> **Task to carry out**:
Turn each line of the rows below into a Markdown table with the columns n and Line, numbering the lines and skipping blank ones. Leave the pictures out of the table.

[Element and region listings]
* Start *
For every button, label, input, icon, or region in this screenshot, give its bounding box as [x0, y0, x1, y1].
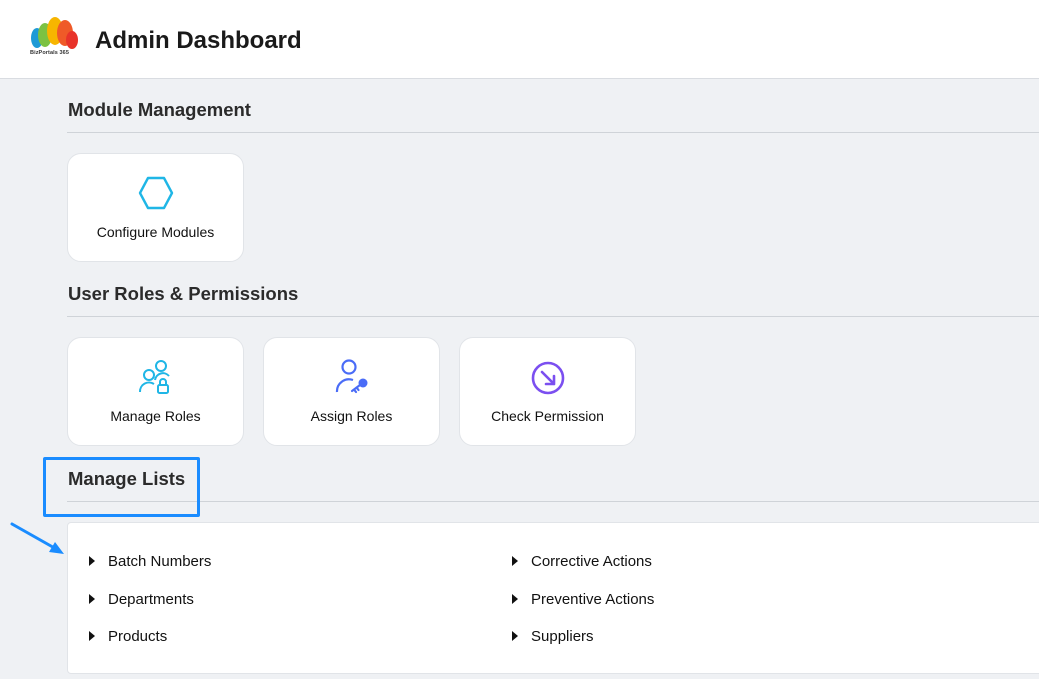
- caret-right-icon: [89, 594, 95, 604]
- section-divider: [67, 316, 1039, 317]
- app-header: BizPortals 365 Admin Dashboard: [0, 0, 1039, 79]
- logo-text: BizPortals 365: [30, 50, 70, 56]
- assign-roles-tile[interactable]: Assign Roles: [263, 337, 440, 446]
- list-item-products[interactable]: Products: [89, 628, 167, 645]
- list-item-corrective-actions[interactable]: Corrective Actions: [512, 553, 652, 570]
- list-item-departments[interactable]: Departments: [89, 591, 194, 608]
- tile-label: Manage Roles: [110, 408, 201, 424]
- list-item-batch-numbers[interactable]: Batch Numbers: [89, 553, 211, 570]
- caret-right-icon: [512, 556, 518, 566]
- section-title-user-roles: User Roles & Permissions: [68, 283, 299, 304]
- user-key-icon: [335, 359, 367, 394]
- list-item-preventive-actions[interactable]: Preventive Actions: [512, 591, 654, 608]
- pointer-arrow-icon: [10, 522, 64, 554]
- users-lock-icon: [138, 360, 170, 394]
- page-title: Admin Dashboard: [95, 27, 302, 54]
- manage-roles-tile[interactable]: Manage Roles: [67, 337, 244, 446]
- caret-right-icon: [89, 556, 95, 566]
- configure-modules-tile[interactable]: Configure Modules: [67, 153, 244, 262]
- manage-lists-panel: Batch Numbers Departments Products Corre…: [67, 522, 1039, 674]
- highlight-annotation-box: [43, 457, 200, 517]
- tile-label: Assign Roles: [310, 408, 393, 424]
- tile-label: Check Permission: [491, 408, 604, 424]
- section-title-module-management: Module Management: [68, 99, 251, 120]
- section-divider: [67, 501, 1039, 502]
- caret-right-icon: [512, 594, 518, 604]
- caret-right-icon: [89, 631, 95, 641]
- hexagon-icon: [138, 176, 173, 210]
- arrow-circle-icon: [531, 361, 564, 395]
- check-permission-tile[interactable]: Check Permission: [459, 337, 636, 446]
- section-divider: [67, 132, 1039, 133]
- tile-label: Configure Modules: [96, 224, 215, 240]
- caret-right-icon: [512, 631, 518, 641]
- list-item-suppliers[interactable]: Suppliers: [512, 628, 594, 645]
* End *
> **In response**:
| n | Line |
|---|---|
| 1 | For every button, label, input, icon, or region in this screenshot, give its bounding box as [x0, y0, x1, y1]. |
| 2 | - caret-right-icon: [89, 594, 95, 604] |
| 3 | - section-divider: [67, 316, 1039, 317] |
| 4 | - app-header: BizPortals 365 Admin Dashboard: [0, 0, 1039, 79] |
| 5 | - logo-text: BizPortals 365: [30, 50, 70, 56] |
| 6 | - assign-roles-tile[interactable]: Assign Roles: [263, 337, 440, 446] |
| 7 | - list-item-products[interactable]: Products: [89, 628, 167, 645] |
| 8 | - list-item-corrective-actions[interactable]: Corrective Actions: [512, 553, 652, 570] |
| 9 | - list-item-departments[interactable]: Departments: [89, 591, 194, 608] |
| 10 | - tile-label: Manage Roles: [110, 408, 201, 424] |
| 11 | - list-item-batch-numbers[interactable]: Batch Numbers: [89, 553, 211, 570] |
| 12 | - caret-right-icon: [512, 556, 518, 566] |
| 13 | - section-title-user-roles: User Roles & Permissions: [68, 283, 299, 304] |
| 14 | - user-key-icon: [335, 359, 367, 394] |
| 15 | - list-item-preventive-actions[interactable]: Preventive Actions: [512, 591, 654, 608] |
| 16 | - pointer-arrow-icon: [10, 522, 64, 554] |
| 17 | - users-lock-icon: [138, 360, 170, 394] |
| 18 | - page-title: Admin Dashboard: [95, 27, 302, 54] |
| 19 | - manage-roles-tile[interactable]: Manage Roles: [67, 337, 244, 446] |
| 20 | - caret-right-icon: [89, 556, 95, 566] |
| 21 | - configure-modules-tile[interactable]: Configure Modules: [67, 153, 244, 262] |
| 22 | - manage-lists-panel: Batch Numbers Departments Products Corre…: [67, 522, 1039, 674] |
| 23 | - highlight-annotation-box: [43, 457, 200, 517] |
| 24 | - tile-label: Assign Roles: [310, 408, 393, 424] |
| 25 | - tile-label: Check Permission: [491, 408, 604, 424] |
| 26 | - section-title-module-management: Module Management: [68, 99, 251, 120] |
| 27 | - section-divider: [67, 501, 1039, 502] |
| 28 | - caret-right-icon: [512, 594, 518, 604] |
| 29 | - caret-right-icon: [89, 631, 95, 641] |
| 30 | - hexagon-icon: [138, 176, 173, 210] |
| 31 | - arrow-circle-icon: [531, 361, 564, 395] |
| 32 | - check-permission-tile[interactable]: Check Permission: [459, 337, 636, 446] |
| 33 | - section-divider: [67, 132, 1039, 133] |
| 34 | - tile-label: Configure Modules: [96, 224, 215, 240] |
| 35 | - caret-right-icon: [512, 631, 518, 641] |
| 36 | - list-item-suppliers[interactable]: Suppliers: [512, 628, 594, 645] |